# Questions à traiter:
1) Recopiez fidèlement le passage de l'extrait sur l'augmentation de capital qui s'ouvre sur les mots contenant "Le non respect" et se clôt sur "2 du Code de Commerce.".
2) D'après l'extrait sur l'augmentation de capital, pourquoi les dispositions prévues pour les SA s'appliquent-elles aussi aux SAS ?
3) Prolongez le texte juridique sur l'augmentation de capital et le pacte d'associés à partir de l'endroit où il s'arrête.

# Extrait fourni:
------------------------------------

L’article L 225-129-6 alinéa 1 du Code de Commerce stipule que « lors de toute décision d’augmentation du capital par apport en numéraire, sauf si elle résulte d’une émission au préalable de valeurs mobilières donnant accès au capital, l’Assemblée Générale Extraordinaire doit se prononcer sur un projet de résolution tendant à la réalisation d’une augmentation de capital dans les conditions prévues aux articles L 3332-18 à L 3332-24 du Code du travail, lorsque la société a des salariés ».

Le non respect de cette obligation est sanctionné par la nullité de la décision d’augmentation du capital, en application de l’article L 225-149-3 alinéa 2 du Code de Commerce.

Ces dispositions prévues pour les SA sont applicables aux SAS, en vertu des dispositions de l’article L 227-1 alinéa 3 du Code de commerce.

Toutefois, depuis un arrêt de la Chambre commerciale de la Cour de Cassation du 28 novembre 2018, lorsque les associés d’une société par actions simplifiée décident une augmentation de capital en numéraire sans se prononcer sur un projet d’augmentation réservée aux salariés, ils peuvent régulariser l’opération en votant ultérieurement uniquement sur cette seule résolution, sans qu’il y ait lieu à une nouvelle délibération sur l’augmentation de capital initialement décidée.

 

II- Quel est l’intérêt d’organiser les rapports entre associés dans un pacte plutôt que dans les statuts ?

L’insertion dans un pacte (d’associés ou d’actionnaires) de clauses qui pourraient figurer dans les statuts d’une société dont les parties au pacte sont associées (droit de préemption, inaliénabilité..) s’explique par les avantages que présente le pacte.

------------------------------------

# Données fournies:

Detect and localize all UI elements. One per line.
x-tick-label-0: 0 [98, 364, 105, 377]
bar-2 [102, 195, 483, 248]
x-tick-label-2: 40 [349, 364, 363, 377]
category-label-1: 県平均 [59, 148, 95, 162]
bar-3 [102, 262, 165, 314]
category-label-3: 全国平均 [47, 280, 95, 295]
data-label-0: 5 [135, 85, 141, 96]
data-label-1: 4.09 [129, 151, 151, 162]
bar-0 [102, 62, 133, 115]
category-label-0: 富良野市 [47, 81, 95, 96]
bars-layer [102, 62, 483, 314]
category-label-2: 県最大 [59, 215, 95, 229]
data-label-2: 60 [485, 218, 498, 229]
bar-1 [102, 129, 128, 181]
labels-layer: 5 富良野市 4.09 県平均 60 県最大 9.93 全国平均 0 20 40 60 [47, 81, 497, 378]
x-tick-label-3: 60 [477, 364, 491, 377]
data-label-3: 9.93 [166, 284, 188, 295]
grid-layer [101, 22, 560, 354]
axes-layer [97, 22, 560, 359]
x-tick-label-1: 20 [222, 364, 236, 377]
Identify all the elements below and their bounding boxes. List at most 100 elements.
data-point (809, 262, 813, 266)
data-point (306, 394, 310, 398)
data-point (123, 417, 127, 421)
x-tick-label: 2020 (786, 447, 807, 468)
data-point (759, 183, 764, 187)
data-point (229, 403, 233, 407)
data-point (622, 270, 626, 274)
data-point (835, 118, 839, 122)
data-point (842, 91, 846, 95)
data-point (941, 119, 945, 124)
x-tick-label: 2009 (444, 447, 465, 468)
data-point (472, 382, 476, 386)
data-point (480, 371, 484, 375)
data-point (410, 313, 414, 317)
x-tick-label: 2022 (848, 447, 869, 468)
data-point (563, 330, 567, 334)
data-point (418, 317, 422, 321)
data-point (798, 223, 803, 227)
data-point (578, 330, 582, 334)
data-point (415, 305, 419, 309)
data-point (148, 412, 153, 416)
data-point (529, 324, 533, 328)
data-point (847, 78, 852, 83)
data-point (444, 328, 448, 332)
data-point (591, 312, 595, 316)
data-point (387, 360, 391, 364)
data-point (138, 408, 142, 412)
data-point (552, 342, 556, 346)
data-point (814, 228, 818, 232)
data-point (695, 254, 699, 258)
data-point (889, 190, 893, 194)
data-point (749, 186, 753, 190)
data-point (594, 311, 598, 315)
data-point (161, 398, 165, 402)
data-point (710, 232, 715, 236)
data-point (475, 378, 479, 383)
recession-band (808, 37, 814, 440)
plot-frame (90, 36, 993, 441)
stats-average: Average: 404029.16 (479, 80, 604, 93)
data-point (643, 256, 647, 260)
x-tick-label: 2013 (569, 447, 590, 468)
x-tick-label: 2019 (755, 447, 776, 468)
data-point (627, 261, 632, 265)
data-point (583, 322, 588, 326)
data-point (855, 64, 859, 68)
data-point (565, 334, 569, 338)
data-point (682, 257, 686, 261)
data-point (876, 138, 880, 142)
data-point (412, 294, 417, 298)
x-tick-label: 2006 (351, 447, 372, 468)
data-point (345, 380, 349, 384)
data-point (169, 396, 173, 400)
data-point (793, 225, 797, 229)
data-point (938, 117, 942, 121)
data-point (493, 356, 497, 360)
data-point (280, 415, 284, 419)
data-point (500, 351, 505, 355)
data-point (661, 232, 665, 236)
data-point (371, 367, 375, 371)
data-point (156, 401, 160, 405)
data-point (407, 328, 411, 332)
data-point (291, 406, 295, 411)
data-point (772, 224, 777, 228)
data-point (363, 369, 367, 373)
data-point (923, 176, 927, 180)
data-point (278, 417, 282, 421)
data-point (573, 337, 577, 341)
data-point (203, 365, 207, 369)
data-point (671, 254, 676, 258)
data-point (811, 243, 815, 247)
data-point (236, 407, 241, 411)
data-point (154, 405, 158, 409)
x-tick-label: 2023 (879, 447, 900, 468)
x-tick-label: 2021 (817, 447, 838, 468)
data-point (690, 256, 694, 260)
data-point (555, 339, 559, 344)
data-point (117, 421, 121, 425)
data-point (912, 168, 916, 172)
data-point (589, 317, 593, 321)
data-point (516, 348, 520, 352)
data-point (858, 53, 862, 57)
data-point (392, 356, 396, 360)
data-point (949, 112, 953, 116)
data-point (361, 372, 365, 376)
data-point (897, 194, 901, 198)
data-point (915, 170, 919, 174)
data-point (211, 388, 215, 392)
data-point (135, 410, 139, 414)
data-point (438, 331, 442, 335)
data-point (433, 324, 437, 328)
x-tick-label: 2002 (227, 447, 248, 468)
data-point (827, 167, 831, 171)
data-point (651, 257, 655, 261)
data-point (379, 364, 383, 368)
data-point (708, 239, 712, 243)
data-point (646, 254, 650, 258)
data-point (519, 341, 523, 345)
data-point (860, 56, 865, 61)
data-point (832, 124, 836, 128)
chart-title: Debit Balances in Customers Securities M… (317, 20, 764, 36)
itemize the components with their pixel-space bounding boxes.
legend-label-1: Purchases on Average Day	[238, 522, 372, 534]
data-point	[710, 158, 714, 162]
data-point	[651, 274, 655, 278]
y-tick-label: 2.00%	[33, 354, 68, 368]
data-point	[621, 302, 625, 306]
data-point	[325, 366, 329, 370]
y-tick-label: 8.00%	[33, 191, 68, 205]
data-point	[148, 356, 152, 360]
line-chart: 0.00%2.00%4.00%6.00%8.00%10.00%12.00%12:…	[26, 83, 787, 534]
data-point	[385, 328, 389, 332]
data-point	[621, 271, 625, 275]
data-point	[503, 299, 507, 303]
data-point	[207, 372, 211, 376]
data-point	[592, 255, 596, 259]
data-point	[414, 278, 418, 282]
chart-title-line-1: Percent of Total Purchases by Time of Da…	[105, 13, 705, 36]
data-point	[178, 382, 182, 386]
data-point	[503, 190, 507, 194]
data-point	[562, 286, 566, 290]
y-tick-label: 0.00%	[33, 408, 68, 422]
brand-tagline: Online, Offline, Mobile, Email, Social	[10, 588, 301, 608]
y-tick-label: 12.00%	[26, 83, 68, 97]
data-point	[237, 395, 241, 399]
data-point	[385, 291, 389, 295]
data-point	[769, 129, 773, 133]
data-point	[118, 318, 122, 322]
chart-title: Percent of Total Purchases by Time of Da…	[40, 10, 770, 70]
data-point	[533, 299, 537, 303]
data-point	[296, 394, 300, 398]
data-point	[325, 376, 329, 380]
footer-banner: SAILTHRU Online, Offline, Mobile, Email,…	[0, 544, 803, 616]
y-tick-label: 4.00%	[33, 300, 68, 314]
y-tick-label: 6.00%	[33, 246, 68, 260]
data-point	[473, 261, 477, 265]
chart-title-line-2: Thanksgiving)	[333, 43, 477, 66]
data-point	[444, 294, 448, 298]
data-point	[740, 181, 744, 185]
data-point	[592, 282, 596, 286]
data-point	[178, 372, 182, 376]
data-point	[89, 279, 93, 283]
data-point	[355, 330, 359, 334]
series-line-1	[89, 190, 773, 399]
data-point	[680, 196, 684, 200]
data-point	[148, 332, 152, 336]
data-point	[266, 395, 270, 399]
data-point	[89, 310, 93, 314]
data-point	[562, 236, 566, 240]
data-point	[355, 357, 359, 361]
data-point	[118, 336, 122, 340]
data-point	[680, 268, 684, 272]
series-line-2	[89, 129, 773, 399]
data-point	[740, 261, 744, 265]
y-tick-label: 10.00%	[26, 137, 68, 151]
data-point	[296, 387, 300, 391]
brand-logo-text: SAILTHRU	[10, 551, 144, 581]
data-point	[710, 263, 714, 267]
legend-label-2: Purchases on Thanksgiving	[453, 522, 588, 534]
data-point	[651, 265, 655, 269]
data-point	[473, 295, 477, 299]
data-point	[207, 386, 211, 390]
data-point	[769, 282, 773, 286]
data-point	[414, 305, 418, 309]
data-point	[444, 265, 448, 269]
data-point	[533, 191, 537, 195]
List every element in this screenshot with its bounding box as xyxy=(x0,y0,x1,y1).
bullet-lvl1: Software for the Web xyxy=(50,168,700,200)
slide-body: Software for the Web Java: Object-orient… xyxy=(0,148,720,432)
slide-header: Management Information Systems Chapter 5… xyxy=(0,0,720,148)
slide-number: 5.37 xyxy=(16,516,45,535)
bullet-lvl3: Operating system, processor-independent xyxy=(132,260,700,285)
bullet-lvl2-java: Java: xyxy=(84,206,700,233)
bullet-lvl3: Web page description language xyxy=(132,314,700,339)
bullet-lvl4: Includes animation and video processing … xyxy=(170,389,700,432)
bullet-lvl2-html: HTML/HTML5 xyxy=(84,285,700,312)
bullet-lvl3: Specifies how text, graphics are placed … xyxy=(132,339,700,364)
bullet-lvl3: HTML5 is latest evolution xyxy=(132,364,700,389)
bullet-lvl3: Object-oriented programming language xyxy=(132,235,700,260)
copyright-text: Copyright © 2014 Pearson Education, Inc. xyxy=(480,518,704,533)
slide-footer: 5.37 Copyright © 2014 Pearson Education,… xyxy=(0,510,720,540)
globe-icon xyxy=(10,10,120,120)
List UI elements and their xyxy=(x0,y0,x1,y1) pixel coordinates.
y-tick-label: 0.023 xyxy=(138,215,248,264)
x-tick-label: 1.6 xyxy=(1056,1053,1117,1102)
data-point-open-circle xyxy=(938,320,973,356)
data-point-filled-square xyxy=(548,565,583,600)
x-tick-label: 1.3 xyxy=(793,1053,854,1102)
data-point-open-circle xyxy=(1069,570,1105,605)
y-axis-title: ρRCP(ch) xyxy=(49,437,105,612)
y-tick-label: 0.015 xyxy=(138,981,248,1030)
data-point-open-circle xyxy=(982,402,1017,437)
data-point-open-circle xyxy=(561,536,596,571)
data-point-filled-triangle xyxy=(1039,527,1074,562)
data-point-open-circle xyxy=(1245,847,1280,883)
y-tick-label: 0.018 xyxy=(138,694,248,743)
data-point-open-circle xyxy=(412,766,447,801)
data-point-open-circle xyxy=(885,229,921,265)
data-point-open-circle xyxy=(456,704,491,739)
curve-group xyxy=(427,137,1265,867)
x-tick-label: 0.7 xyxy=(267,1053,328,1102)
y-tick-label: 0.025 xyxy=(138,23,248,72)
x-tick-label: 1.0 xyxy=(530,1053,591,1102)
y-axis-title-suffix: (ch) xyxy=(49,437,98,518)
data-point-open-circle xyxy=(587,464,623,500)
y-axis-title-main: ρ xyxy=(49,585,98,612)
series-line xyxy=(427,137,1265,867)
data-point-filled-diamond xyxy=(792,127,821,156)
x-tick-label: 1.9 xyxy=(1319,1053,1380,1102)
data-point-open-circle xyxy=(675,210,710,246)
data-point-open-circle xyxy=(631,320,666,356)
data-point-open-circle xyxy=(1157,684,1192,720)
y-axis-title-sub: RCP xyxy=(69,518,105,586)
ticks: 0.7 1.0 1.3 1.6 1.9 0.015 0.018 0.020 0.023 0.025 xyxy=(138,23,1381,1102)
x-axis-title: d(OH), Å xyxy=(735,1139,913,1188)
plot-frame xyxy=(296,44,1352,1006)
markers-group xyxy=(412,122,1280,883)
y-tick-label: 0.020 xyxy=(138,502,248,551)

------------------------------------

# Réponses attendues:
1)
Le non respect de cette obligation est sanctionné par la nullité de la décision d’augmentation du capital, en application de l’article L 225-149-3 alinéa 2 du Code de Commerce.

2) Elles s'appliquent aux SAS en vertu des dispositions de l'article L 227-1 alinéa 3 du Code de commerce.

3)
  • Alors que les statuts s’appliquent à tous les associés, les clauses du pacte s’appliquent aux seuls associés qui y sont parties. En vertu de l’effet relatif des contrats (article 1199 du Code civil), le pacte ne s’impose qu’aux seuls signataires et il est inopposable aux autres associés,
  • Le pacte permet de prévoir des clauses adaptées aux intérêts de chacun, de chaque groupe d’associés aux intérêts divergents,
  • Contrairement aux statuts qui doivent être déposés au Registre du Commerce et des Sociétés, les pactes n’ont pas à être publiés, ce qui en assure une totale discrétion, tant que la société n’est pas cotée. Toutefois, le caractère discret du pacte présente un inconvénient lorsque celui-ci comporte une clause de préemption au profit de l’un des signataires. En effet, en cas de violation de la clause, ce dernier ne peut demander en justice à être substitué au tiers acquéreur dans l’exécution du contrat que si le tiers a eu connaissance de l’existence de la clause et de l’intention du bénéficiaire de s’en prévaloir (article 1123 alinéa 2 du Code civil). Or, la discrétion entourant le pacte ne facilite pas la preuve de cette connaissance.
  • La souplesse avec laquelle un pacte peut être modifié constitue aussi un avantage par rapport à une modification statutaire. En effet, un simple avenant suffit à en modifier tout ou partie des clauses, alors que la modification des statuts nécessite d’être autorisée par une décision collective des associés. Toutefois, cet avantage doit être minimisé car la conclusion d’un avenant est soumise au consentement de toutes les parties au pacte. Le refus d’une seule d’entre elles d’y consentir, même s’il s’agit d’un associé minoritaire, fait échec à la modification. A l’inverse, l’opposition d’un tel associé au vote d’une modification statutaire n’empêche pas celle-ci d’être adoptée dès lors que le vote a recueilli la majorité prévue pour la modification statutaire. Les associés doivent avoir cette question à l’esprit au moment de la souscription du pacte.